**Records for the exercise:**
----
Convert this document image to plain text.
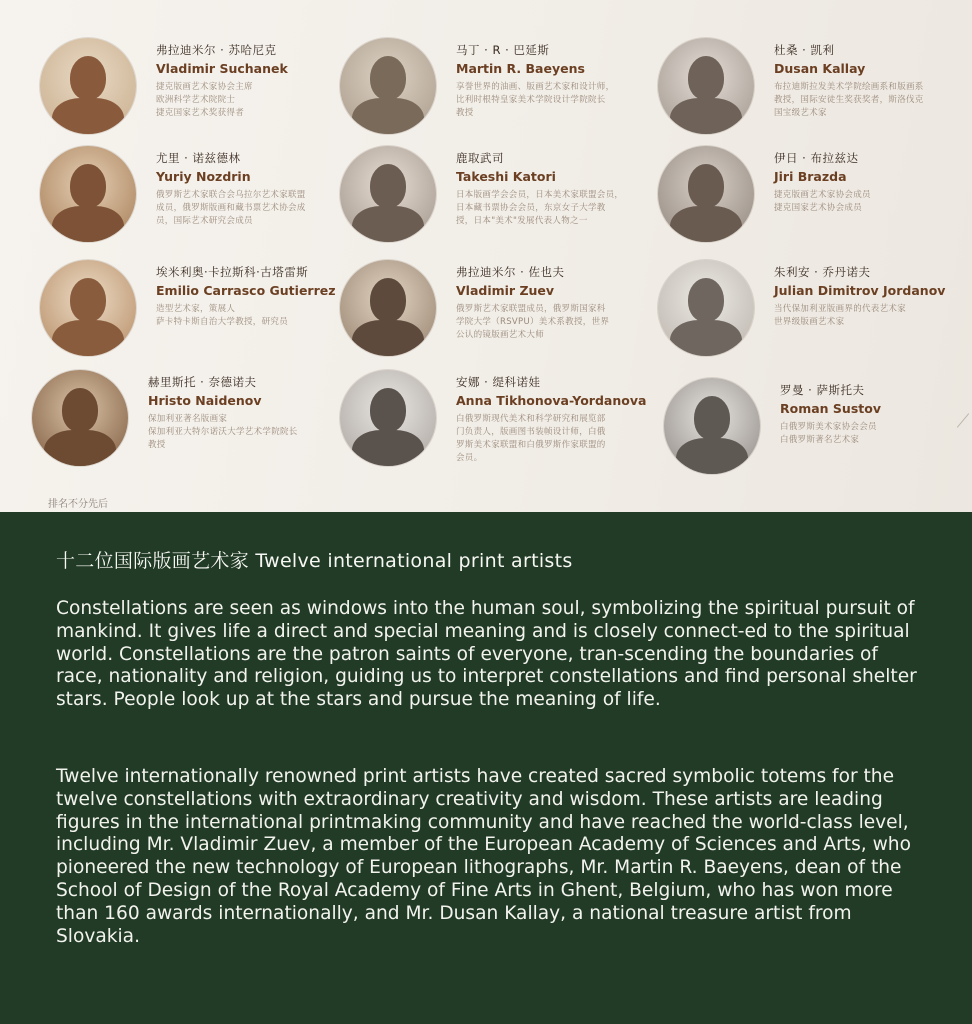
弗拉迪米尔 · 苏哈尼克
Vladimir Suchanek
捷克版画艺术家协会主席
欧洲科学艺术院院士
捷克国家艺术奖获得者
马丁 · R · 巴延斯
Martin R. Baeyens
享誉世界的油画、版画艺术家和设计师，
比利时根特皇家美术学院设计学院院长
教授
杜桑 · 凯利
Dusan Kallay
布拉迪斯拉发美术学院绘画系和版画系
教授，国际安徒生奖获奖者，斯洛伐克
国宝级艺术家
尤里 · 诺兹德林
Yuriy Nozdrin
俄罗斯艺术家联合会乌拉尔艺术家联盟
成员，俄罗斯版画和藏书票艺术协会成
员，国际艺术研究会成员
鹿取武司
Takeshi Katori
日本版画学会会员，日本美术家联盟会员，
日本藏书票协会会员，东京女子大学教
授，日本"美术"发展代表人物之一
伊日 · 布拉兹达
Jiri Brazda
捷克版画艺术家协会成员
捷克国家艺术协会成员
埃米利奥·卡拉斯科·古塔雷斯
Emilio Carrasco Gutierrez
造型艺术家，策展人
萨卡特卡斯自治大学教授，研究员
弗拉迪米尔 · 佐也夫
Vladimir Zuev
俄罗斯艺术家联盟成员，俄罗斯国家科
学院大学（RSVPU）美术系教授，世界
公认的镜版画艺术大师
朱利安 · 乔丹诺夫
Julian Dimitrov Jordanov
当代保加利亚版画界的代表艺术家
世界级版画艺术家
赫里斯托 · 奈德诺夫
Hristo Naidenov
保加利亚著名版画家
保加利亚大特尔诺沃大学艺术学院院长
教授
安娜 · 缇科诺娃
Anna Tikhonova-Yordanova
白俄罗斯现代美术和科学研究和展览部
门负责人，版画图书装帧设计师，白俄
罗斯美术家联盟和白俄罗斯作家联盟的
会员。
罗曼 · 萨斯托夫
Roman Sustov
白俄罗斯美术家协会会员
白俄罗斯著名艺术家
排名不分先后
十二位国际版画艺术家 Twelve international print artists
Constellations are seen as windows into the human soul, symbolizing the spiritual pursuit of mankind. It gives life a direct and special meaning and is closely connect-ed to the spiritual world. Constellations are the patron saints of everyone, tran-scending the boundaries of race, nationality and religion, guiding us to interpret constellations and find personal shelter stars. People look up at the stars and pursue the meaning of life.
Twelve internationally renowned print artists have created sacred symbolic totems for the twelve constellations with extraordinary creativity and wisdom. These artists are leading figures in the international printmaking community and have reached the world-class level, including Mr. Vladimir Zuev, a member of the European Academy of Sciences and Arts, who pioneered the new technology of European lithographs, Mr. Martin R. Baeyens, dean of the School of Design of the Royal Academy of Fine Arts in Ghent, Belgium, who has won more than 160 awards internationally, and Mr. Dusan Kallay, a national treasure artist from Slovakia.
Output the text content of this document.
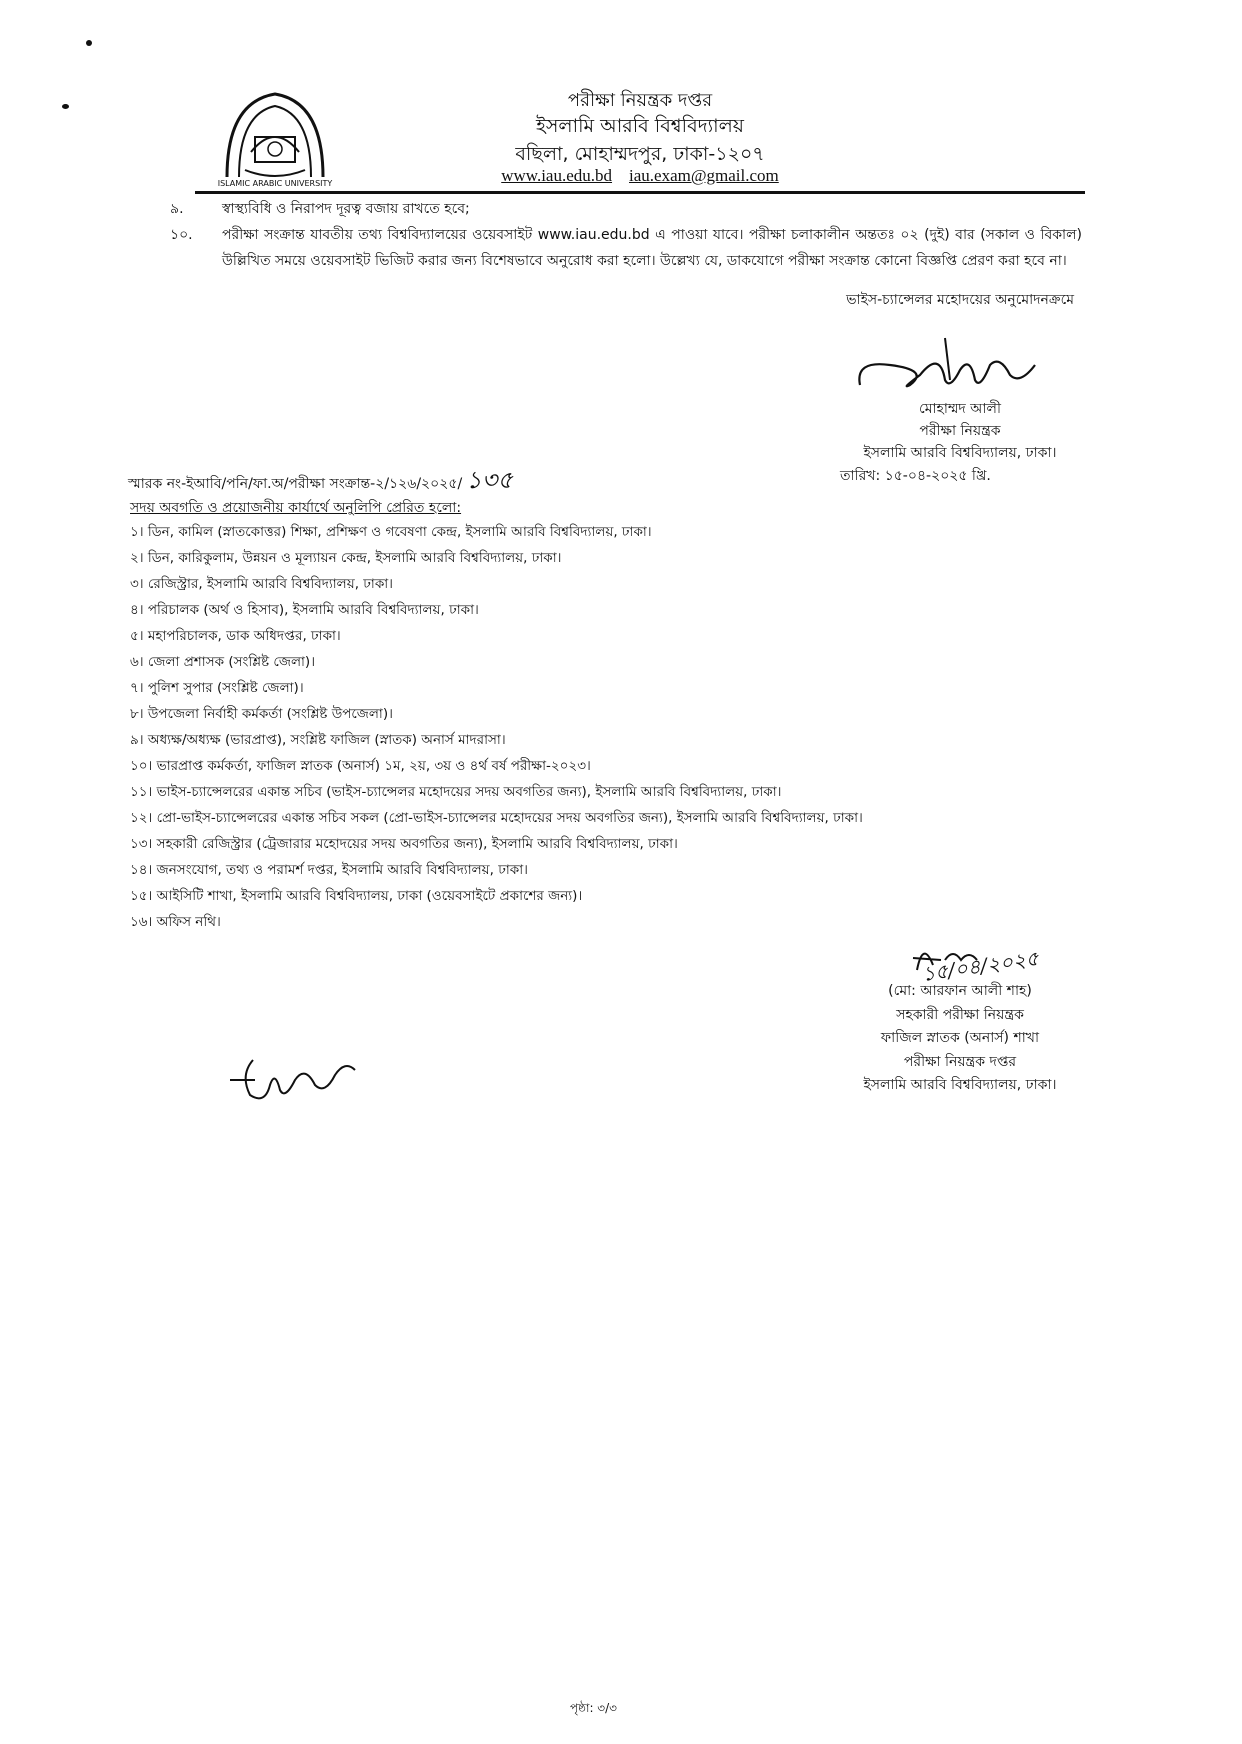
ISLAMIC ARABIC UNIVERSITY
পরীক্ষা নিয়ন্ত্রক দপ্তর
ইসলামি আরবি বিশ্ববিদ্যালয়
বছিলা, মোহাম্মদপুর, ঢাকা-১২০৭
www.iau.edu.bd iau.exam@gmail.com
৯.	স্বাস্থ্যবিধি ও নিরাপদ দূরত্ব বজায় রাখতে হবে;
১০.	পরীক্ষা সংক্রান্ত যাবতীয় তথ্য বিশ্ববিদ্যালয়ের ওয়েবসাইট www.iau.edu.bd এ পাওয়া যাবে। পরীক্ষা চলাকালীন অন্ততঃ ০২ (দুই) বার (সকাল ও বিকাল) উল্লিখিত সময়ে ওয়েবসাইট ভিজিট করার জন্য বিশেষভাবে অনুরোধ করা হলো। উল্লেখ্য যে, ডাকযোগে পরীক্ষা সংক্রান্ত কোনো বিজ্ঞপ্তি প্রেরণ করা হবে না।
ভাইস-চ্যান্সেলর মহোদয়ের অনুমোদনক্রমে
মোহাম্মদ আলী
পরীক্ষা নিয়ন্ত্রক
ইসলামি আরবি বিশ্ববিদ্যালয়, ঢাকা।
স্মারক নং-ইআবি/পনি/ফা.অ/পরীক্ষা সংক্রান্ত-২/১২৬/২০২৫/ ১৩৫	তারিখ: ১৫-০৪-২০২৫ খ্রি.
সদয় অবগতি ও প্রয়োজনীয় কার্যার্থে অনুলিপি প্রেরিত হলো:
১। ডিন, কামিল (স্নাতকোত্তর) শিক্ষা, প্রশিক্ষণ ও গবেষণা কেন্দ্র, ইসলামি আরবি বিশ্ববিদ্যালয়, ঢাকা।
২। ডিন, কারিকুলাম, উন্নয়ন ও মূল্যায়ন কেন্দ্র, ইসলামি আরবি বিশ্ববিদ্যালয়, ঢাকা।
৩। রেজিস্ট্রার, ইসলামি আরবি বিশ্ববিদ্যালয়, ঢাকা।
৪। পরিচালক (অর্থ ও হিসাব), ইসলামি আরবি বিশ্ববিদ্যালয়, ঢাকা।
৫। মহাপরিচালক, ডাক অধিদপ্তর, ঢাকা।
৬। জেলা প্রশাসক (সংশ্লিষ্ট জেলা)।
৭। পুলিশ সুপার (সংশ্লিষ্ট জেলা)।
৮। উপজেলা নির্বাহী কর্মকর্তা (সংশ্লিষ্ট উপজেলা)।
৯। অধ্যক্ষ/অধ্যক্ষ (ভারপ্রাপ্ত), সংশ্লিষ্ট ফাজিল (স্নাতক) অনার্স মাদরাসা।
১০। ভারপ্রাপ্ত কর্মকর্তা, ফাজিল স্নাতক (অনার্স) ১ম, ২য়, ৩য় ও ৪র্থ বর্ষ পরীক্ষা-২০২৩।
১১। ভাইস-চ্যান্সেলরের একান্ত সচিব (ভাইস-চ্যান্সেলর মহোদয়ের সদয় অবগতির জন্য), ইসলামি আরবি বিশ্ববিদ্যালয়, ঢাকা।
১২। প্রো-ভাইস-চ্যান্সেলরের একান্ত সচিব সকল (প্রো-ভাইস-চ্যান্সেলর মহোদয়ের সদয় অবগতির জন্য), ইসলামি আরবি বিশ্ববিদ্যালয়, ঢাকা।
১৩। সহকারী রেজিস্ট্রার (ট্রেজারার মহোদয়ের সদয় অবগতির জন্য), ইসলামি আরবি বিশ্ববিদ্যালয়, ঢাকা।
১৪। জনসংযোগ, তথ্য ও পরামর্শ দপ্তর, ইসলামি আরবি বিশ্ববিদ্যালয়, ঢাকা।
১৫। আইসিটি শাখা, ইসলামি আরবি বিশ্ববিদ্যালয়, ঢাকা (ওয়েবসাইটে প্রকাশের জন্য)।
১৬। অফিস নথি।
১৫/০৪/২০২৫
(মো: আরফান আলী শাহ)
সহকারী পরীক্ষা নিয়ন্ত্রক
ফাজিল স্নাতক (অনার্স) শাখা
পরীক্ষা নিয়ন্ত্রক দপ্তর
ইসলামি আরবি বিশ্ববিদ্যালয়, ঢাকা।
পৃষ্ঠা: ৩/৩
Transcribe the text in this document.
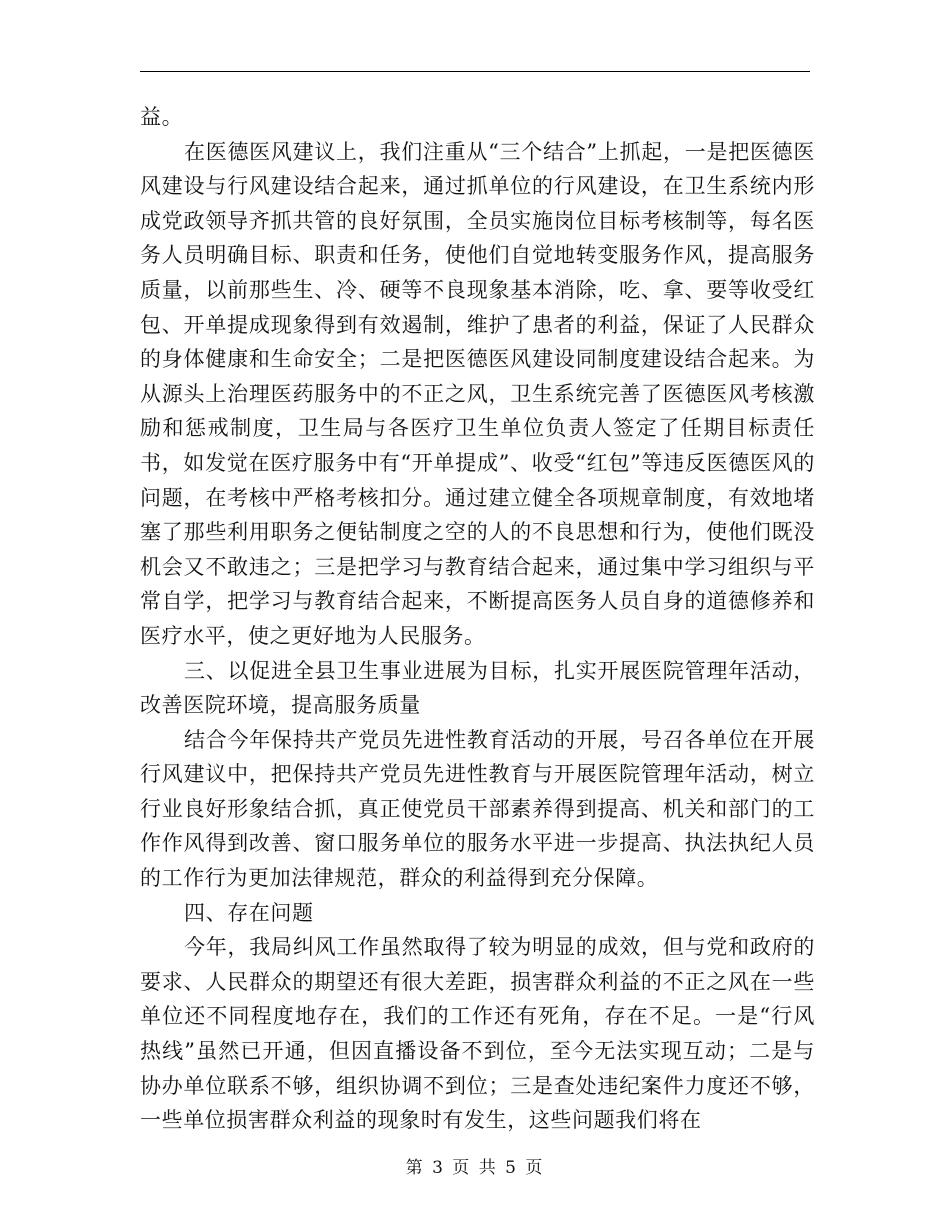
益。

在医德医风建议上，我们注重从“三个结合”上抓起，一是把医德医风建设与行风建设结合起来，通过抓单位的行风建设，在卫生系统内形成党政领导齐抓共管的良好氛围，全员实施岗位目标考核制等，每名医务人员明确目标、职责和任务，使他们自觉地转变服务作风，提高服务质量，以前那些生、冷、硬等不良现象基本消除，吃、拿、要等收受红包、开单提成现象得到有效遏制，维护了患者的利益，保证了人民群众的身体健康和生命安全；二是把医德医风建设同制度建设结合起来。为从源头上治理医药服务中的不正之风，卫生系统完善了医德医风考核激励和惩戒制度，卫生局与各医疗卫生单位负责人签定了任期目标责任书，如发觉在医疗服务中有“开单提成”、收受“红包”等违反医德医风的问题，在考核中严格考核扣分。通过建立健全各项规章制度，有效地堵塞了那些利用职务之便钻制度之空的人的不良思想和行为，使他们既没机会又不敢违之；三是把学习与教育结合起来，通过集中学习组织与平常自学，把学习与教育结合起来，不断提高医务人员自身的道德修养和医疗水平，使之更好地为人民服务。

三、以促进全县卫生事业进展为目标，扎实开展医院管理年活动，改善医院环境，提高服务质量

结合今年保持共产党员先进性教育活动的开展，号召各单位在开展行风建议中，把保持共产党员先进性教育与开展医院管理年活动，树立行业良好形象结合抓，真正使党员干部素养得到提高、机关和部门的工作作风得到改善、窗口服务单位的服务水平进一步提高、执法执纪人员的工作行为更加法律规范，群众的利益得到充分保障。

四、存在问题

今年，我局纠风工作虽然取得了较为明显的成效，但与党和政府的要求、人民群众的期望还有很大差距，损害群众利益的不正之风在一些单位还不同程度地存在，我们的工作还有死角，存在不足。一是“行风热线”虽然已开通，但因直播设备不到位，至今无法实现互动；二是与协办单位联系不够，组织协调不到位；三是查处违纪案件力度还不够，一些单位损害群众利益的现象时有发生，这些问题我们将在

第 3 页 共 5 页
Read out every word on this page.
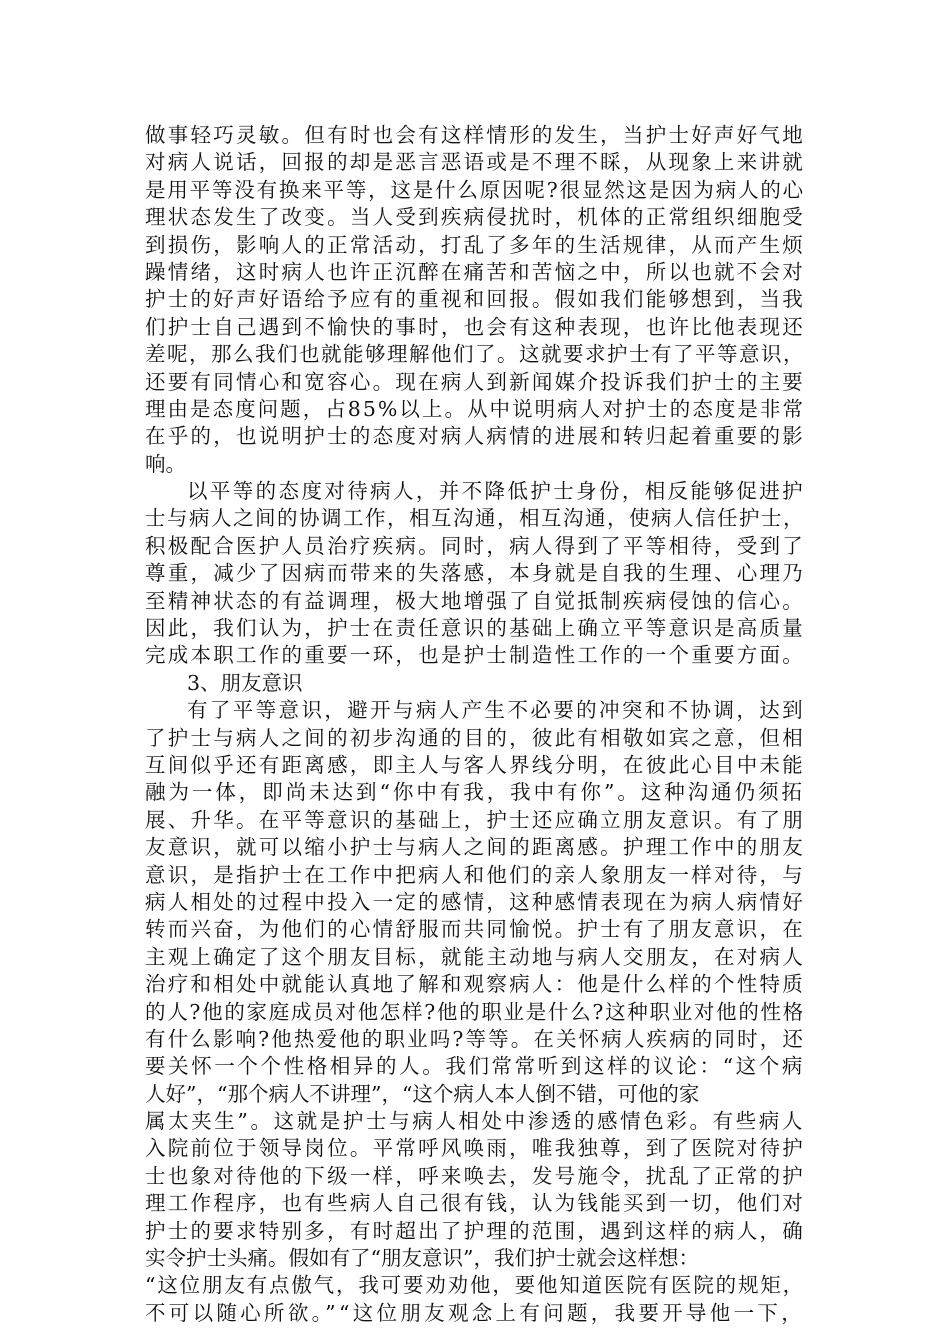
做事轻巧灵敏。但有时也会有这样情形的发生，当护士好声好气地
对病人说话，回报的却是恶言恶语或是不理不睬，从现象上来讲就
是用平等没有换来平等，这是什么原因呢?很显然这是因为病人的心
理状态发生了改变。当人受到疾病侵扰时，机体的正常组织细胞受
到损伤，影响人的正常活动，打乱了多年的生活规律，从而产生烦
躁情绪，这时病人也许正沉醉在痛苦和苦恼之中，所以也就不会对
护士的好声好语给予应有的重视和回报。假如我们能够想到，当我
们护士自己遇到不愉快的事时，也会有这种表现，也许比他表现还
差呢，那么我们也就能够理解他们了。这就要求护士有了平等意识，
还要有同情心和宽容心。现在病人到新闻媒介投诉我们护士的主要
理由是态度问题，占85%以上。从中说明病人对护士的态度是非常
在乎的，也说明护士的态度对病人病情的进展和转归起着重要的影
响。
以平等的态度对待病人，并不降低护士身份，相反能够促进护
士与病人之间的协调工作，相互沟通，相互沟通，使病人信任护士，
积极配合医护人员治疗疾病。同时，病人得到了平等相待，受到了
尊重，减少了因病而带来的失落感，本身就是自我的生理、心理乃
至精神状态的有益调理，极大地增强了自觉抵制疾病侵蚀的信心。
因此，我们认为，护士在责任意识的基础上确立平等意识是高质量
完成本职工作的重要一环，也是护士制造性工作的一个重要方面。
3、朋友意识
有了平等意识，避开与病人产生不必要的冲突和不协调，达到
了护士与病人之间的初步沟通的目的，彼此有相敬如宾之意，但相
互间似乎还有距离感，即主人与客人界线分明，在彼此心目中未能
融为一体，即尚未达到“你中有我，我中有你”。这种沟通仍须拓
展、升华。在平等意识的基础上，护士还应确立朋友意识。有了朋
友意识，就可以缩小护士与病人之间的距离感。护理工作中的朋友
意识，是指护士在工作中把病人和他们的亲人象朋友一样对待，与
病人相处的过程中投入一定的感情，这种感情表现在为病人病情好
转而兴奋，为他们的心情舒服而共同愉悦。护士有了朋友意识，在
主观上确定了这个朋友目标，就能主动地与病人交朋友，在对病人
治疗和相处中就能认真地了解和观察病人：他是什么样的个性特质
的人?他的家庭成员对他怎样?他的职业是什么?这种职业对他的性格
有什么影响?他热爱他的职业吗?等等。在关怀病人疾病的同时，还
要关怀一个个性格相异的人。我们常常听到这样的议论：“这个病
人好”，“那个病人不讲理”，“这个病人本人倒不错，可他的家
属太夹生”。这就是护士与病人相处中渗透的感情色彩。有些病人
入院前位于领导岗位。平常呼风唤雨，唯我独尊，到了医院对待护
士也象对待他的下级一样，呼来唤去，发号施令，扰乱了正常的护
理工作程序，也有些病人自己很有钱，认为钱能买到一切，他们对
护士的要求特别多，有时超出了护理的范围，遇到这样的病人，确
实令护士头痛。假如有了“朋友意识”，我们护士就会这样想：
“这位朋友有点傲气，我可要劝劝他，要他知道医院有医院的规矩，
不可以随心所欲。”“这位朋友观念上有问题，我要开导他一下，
----
**Aim of the exercise:** Out of the material above, select every line that holds the string "this".

**Solved exercise:**
Convert this document image to plain text.
Output the text content of this document.
Transcribe the text in this document.
Read out every word on this page.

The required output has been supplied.